— begin INPUT ROWS —
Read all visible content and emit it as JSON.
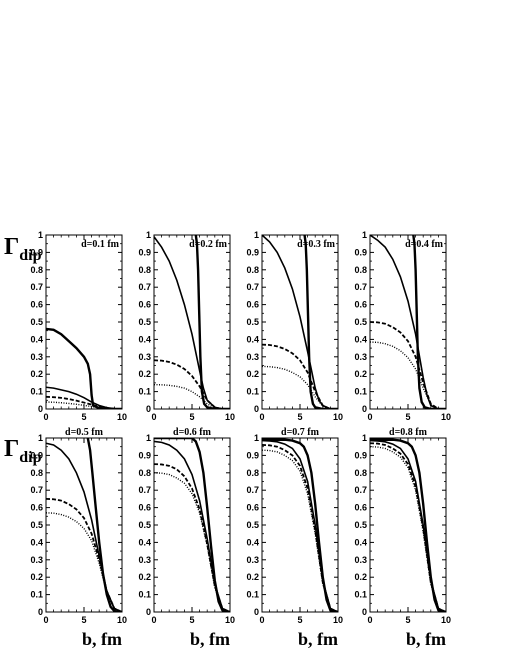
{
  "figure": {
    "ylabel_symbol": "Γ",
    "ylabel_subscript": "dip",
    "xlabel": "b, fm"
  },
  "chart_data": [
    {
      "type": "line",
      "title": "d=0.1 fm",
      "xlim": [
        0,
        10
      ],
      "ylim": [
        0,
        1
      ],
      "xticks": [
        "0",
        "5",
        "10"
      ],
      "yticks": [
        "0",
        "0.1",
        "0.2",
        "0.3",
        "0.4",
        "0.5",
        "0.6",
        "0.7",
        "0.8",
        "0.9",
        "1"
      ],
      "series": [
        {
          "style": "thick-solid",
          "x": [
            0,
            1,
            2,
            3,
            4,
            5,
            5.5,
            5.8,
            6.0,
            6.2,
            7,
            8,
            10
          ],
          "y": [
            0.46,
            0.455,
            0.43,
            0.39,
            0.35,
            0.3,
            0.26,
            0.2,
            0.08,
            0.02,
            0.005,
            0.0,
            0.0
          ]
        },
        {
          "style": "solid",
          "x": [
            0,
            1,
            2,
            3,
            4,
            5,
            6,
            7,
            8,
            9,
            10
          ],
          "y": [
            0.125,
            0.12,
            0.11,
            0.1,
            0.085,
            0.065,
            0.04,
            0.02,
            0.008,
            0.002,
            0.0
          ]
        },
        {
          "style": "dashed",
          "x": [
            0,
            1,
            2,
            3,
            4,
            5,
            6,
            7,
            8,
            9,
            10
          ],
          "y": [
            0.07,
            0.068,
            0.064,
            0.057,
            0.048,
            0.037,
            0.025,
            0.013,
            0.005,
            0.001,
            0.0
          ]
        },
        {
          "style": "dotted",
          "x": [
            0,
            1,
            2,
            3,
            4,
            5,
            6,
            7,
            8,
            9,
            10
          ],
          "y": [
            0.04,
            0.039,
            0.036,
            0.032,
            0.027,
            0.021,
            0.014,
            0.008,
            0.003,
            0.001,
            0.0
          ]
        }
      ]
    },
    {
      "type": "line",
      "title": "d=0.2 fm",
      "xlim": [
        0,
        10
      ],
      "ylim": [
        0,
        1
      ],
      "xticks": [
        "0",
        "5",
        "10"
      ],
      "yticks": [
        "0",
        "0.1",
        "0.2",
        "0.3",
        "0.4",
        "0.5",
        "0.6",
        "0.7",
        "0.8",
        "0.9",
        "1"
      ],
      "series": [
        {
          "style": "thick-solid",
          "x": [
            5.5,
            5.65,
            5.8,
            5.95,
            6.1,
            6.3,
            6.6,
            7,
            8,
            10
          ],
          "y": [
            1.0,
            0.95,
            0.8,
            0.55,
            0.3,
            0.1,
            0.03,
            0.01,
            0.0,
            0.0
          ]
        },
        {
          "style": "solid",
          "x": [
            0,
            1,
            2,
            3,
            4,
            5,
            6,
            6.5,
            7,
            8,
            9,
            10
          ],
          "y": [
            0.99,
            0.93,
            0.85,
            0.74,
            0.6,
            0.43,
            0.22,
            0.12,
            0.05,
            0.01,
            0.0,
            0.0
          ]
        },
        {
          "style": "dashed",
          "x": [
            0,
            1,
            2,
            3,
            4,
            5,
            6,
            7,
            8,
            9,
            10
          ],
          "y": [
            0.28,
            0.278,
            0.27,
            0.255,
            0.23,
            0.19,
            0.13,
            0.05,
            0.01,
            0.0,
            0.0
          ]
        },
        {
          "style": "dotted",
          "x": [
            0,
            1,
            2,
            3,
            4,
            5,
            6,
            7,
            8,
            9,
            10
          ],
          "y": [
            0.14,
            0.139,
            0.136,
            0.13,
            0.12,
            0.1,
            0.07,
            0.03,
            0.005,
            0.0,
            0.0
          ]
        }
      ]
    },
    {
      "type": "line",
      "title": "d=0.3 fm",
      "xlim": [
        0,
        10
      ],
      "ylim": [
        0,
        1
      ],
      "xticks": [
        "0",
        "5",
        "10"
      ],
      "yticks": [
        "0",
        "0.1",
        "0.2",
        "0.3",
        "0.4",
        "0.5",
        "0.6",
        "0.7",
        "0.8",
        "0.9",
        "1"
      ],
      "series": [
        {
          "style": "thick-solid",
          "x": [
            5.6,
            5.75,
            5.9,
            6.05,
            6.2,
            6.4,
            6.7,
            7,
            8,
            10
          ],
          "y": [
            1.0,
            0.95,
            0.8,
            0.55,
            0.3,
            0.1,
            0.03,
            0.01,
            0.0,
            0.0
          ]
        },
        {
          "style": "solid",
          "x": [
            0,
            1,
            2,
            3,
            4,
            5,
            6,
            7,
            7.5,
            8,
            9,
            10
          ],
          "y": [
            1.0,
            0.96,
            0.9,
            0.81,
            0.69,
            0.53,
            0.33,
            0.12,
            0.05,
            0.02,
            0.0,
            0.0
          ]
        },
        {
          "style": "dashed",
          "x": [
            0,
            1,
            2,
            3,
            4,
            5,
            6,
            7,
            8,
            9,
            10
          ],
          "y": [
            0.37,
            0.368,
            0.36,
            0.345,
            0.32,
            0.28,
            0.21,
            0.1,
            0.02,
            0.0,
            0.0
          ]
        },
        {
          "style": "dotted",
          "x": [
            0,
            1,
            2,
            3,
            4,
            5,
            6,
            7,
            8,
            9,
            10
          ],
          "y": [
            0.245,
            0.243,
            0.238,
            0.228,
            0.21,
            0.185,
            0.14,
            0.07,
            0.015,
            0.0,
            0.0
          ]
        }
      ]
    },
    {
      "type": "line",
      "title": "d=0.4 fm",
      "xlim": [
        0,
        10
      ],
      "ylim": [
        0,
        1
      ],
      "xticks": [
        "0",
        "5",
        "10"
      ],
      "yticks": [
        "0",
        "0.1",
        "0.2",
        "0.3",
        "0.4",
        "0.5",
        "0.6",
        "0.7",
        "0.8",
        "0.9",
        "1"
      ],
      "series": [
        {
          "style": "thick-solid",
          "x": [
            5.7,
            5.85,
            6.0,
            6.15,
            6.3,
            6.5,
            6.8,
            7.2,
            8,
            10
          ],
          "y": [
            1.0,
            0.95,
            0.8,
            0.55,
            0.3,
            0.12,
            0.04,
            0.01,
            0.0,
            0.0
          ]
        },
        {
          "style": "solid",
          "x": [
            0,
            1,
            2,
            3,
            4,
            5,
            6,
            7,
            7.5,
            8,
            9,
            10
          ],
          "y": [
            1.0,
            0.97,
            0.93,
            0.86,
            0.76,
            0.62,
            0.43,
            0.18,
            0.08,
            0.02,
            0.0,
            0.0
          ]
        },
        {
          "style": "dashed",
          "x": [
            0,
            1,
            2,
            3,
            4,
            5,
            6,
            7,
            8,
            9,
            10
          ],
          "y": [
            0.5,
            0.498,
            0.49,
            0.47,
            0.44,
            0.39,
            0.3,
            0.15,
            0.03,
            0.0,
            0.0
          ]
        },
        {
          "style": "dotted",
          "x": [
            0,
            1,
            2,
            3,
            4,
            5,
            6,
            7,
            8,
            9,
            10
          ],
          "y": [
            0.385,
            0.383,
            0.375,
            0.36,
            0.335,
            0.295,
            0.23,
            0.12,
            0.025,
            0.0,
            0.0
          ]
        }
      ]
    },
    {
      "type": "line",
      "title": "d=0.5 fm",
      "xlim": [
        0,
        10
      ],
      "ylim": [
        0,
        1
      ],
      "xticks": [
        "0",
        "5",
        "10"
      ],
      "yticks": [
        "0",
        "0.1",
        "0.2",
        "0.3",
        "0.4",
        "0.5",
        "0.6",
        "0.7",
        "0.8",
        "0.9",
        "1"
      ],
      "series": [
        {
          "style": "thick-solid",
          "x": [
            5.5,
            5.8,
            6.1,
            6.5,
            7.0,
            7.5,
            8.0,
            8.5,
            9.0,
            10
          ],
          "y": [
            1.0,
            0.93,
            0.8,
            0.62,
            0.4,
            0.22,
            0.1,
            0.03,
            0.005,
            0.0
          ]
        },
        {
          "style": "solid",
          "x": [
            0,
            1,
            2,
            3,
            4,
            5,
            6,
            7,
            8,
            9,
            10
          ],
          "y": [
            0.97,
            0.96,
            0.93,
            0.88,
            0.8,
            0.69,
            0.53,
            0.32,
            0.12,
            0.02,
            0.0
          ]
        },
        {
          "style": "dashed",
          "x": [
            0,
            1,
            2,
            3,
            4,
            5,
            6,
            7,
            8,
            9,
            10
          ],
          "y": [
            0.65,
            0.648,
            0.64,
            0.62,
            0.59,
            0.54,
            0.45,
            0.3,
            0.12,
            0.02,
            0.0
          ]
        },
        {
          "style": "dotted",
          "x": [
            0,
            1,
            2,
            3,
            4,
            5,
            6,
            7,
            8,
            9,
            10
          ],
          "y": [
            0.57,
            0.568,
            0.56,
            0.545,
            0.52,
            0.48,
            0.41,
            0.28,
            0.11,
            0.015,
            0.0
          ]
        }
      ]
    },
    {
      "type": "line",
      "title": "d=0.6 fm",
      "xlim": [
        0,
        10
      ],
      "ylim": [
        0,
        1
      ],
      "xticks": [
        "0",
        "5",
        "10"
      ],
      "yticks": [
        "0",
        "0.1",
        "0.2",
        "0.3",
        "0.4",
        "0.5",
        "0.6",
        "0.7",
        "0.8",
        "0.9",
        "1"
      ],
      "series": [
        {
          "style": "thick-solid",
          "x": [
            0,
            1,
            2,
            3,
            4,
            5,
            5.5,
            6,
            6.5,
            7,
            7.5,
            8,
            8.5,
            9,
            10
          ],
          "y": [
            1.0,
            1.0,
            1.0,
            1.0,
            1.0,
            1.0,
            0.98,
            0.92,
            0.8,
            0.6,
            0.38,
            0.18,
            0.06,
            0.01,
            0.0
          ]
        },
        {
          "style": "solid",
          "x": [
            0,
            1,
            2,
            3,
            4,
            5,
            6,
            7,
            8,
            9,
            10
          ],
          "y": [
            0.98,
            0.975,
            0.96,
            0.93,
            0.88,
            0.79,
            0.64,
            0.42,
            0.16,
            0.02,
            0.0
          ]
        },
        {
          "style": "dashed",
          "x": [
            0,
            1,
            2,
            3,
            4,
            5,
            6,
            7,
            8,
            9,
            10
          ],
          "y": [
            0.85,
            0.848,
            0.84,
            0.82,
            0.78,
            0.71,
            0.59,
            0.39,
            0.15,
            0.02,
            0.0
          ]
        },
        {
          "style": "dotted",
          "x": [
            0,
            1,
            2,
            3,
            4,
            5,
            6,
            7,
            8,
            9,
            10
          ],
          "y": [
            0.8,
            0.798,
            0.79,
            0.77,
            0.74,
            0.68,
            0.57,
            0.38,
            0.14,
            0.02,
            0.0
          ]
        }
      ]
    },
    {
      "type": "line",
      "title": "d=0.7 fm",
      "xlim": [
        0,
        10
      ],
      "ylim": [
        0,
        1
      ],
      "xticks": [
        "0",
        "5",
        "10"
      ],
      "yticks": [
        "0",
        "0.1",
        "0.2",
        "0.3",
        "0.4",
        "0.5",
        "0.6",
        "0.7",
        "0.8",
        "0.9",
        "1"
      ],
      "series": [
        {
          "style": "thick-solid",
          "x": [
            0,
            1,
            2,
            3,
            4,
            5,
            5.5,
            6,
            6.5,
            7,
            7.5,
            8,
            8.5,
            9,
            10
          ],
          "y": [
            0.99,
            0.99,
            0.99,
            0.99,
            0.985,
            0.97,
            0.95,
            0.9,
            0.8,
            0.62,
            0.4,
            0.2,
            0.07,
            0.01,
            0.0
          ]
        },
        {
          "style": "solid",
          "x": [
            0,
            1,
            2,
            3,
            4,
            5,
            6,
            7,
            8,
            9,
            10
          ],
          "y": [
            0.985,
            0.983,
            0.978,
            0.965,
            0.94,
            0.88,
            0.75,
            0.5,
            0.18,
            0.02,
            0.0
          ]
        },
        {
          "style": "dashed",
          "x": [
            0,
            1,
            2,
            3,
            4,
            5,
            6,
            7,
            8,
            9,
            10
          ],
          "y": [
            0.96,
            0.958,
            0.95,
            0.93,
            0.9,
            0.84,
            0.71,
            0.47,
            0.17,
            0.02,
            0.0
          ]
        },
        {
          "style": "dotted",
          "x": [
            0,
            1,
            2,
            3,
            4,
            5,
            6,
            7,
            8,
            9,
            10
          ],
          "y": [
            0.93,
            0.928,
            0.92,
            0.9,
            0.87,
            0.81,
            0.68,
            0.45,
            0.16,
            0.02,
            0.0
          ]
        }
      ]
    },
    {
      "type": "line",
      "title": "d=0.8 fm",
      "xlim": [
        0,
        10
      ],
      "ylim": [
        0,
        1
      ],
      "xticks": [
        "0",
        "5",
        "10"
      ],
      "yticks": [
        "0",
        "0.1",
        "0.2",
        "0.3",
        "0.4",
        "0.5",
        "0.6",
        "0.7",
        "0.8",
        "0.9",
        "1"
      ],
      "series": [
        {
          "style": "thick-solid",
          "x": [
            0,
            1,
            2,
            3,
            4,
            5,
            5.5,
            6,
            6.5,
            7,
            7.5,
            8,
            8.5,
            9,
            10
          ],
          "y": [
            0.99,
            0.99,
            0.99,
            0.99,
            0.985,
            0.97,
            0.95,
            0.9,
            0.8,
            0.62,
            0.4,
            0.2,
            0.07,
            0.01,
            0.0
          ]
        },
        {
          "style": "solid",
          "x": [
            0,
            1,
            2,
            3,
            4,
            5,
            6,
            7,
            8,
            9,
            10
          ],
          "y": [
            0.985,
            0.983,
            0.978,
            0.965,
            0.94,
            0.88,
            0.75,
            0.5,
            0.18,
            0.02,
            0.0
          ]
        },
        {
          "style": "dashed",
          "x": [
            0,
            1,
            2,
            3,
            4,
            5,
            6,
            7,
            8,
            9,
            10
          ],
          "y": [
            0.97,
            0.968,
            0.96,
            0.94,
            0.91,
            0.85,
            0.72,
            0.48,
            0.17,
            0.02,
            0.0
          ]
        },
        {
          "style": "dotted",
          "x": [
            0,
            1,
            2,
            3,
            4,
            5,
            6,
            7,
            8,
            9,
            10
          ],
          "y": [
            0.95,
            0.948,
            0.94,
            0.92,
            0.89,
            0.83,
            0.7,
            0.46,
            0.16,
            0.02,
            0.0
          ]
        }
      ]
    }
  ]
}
— end INPUT ROWS —
# BRIEF
Keep only the lines that hold the string "title", and copy them out.

# ANSWER
      "title": "d=0.1 fm",
      "title": "d=0.2 fm",
      "title": "d=0.3 fm",
      "title": "d=0.4 fm",
      "title": "d=0.5 fm",
      "title": "d=0.6 fm",
      "title": "d=0.7 fm",
      "title": "d=0.8 fm",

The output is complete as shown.